Tally the lines in the listing below that include "area". Answer with the count and nothing more.

[Dataset entries]
================================

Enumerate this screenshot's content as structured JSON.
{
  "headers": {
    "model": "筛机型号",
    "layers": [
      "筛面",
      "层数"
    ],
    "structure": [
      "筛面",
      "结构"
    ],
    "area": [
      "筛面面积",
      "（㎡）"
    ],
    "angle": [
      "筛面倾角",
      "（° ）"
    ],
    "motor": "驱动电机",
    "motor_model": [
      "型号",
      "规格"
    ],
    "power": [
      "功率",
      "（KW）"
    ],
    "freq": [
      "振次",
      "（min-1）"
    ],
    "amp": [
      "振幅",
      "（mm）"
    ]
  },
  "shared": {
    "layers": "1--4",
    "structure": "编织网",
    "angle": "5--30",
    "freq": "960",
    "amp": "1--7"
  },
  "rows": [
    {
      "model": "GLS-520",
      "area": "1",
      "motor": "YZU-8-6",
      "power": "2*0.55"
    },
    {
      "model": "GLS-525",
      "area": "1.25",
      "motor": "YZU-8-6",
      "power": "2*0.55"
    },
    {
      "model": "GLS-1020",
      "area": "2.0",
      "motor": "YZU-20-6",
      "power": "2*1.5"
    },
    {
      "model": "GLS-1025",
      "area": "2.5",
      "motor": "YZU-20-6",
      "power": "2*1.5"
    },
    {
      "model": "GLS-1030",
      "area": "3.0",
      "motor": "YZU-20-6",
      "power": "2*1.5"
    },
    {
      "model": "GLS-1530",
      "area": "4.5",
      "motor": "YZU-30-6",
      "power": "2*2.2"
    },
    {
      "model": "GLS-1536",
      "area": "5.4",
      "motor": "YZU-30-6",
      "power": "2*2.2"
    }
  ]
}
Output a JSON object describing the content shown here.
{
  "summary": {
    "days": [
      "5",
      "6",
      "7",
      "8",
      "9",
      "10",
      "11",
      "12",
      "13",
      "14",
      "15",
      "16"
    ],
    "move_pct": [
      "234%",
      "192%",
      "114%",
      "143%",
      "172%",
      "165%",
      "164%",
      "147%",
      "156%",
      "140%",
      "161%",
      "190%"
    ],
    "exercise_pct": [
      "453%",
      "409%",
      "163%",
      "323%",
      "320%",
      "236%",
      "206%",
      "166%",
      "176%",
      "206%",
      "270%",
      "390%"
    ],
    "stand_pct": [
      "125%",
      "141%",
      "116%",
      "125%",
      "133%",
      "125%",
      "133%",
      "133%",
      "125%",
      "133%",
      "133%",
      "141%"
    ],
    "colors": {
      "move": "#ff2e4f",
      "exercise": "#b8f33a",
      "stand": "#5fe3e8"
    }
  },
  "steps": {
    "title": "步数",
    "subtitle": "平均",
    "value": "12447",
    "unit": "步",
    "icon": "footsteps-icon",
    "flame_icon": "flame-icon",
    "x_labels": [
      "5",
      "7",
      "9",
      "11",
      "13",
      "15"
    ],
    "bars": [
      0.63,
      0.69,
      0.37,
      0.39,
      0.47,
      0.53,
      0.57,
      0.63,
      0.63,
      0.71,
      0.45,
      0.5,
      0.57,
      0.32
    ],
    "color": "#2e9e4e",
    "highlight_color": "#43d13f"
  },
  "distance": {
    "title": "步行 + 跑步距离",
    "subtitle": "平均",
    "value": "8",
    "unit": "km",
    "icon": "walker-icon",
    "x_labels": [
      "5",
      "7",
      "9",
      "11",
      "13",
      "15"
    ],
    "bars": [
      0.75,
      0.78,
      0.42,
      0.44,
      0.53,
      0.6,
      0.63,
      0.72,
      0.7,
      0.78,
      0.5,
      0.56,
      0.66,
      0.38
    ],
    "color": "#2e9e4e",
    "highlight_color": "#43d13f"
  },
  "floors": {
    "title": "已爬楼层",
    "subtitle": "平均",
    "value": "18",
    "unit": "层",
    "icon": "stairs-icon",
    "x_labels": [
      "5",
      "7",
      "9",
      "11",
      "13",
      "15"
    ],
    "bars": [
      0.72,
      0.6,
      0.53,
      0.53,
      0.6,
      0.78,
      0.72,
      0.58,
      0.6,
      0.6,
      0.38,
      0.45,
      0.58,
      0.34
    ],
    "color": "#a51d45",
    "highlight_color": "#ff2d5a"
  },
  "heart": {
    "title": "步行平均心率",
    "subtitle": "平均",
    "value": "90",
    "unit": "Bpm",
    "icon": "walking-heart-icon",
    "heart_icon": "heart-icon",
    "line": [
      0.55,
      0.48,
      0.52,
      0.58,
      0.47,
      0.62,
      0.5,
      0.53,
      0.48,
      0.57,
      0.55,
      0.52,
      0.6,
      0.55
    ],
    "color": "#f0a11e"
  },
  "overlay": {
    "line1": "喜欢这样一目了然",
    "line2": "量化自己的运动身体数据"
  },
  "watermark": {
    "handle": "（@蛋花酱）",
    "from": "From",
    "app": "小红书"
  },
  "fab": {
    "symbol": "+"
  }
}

================================

* [Solution for this exercise]: 8